What this task involves = Pick out each line of the records in which the word "paint" appears.

Dataset entries =
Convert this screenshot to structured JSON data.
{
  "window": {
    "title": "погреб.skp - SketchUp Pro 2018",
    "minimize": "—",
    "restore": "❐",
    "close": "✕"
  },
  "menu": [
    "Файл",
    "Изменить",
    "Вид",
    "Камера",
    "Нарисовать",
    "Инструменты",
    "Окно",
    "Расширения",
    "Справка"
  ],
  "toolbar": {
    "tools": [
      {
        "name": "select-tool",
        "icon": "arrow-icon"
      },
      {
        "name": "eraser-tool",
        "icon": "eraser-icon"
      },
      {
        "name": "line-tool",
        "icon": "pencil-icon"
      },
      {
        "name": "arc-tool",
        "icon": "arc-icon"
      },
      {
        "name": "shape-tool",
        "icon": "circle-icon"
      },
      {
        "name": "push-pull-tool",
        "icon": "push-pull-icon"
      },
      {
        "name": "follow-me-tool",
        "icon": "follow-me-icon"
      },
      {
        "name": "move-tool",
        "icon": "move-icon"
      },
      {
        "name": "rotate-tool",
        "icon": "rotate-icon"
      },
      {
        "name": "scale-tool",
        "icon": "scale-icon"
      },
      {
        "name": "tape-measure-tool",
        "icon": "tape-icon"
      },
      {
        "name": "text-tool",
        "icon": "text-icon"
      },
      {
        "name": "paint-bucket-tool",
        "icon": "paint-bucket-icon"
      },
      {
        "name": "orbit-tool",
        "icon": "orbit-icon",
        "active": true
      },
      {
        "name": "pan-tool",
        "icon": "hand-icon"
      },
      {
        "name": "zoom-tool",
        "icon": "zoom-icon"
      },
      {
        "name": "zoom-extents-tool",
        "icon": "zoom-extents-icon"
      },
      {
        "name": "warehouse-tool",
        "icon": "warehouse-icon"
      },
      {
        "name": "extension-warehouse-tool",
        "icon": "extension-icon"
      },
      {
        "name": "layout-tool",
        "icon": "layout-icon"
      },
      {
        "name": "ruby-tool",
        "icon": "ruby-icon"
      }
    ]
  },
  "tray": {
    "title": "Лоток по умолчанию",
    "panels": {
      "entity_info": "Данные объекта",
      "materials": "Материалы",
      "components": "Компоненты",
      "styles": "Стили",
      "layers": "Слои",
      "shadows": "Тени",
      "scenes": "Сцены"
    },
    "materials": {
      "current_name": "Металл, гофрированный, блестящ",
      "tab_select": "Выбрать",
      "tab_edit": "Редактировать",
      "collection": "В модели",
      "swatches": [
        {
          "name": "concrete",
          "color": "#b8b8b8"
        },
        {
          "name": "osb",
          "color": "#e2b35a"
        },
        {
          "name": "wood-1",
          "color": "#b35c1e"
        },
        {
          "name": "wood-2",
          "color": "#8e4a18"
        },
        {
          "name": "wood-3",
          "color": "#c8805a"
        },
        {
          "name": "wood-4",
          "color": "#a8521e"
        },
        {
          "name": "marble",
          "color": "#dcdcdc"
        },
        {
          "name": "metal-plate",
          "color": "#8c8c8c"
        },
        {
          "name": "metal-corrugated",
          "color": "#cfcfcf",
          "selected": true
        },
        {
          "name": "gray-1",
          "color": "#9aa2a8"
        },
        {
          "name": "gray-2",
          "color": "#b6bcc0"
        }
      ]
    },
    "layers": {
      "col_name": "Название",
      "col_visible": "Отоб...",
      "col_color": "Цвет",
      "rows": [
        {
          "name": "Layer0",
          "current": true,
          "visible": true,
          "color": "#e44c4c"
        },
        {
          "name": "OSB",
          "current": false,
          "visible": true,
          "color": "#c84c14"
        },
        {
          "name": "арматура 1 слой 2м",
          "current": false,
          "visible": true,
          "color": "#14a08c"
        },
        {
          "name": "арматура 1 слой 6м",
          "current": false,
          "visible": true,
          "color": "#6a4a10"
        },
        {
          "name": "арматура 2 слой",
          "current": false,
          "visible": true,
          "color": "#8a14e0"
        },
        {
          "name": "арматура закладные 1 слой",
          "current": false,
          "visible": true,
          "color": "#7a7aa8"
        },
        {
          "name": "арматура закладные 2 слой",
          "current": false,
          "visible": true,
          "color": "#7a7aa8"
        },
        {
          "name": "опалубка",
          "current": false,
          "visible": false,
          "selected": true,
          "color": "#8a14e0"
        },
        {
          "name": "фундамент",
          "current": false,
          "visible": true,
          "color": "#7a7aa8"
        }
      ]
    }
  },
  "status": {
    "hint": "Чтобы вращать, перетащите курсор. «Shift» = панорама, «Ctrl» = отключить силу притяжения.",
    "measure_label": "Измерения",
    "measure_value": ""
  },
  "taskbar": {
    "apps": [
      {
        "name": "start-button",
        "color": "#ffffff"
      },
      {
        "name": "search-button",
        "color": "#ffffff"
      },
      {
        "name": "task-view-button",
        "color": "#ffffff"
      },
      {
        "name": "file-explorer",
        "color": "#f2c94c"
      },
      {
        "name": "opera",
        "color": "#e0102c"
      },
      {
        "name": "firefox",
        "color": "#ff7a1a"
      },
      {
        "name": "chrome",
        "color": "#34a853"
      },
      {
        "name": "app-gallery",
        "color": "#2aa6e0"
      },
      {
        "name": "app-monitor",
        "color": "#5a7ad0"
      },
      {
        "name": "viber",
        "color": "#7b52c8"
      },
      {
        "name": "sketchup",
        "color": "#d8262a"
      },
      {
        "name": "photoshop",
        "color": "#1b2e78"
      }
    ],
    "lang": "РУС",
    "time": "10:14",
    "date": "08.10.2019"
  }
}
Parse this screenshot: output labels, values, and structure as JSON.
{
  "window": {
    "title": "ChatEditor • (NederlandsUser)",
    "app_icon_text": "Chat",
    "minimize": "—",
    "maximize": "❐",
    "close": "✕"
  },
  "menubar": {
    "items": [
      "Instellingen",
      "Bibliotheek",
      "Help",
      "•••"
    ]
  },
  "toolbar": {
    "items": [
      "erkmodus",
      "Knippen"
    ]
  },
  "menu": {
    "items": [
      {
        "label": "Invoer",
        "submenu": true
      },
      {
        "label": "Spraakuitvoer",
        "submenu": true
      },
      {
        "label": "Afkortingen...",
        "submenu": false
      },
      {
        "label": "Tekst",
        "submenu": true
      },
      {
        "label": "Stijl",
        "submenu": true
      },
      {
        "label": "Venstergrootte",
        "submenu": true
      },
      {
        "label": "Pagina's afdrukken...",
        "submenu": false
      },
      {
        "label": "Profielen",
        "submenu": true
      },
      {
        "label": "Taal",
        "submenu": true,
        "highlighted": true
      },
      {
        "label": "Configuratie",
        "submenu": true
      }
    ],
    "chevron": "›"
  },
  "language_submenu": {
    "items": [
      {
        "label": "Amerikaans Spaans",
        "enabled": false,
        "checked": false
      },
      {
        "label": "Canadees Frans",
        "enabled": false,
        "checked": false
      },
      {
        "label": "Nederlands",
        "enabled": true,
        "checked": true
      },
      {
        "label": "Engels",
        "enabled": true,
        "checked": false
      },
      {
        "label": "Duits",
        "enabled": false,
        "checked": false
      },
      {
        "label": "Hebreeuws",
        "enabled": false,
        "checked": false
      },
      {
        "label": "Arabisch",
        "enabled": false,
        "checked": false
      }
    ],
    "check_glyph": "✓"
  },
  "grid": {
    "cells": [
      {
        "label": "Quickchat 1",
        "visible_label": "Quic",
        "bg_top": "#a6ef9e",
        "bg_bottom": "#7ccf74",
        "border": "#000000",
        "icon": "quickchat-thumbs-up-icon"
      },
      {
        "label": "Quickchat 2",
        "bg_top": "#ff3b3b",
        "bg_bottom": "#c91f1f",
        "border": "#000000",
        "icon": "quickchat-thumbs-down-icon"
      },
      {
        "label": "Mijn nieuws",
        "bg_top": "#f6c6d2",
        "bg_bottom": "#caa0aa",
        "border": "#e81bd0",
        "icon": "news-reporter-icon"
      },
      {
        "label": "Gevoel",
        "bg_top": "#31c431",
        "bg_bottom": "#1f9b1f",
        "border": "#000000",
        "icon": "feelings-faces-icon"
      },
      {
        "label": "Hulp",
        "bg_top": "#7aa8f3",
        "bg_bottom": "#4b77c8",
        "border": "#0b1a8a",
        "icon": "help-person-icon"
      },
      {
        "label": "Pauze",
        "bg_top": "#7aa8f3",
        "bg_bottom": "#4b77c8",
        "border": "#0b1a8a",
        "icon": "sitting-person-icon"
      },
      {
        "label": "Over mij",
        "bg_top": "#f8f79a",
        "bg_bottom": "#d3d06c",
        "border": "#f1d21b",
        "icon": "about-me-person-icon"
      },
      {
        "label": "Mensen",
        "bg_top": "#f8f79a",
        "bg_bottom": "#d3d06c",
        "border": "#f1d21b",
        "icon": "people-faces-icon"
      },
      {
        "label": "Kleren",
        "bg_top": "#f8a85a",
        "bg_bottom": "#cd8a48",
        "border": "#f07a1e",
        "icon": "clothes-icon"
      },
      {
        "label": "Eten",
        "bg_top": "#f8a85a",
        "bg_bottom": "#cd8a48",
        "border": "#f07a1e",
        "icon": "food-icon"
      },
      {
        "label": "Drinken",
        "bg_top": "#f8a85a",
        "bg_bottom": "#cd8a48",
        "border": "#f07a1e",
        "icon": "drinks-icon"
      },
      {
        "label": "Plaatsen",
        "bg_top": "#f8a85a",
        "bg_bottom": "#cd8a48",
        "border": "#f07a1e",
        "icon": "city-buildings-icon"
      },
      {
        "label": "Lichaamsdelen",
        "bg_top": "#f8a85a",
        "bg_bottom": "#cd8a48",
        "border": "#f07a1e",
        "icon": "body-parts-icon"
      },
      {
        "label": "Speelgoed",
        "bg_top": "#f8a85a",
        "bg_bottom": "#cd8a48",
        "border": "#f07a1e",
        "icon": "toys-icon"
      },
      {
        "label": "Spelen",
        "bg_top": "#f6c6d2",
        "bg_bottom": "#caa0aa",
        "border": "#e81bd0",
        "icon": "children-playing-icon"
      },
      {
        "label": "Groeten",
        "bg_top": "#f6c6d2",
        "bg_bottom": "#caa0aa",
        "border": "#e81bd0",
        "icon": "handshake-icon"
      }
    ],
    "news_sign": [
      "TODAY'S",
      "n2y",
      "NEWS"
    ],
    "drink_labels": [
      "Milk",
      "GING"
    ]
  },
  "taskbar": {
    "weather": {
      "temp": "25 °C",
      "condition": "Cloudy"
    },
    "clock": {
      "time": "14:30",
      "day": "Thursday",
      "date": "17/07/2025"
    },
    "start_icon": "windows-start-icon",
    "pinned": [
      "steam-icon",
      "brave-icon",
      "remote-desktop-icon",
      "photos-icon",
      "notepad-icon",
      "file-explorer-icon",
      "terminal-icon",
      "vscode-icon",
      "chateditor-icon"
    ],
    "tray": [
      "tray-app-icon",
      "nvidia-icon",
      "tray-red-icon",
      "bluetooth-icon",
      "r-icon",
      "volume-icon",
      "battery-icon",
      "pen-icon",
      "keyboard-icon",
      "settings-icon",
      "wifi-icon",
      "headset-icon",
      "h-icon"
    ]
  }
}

The output =
        "name": "paint-bucket-tool",
        "icon": "paint-bucket-icon"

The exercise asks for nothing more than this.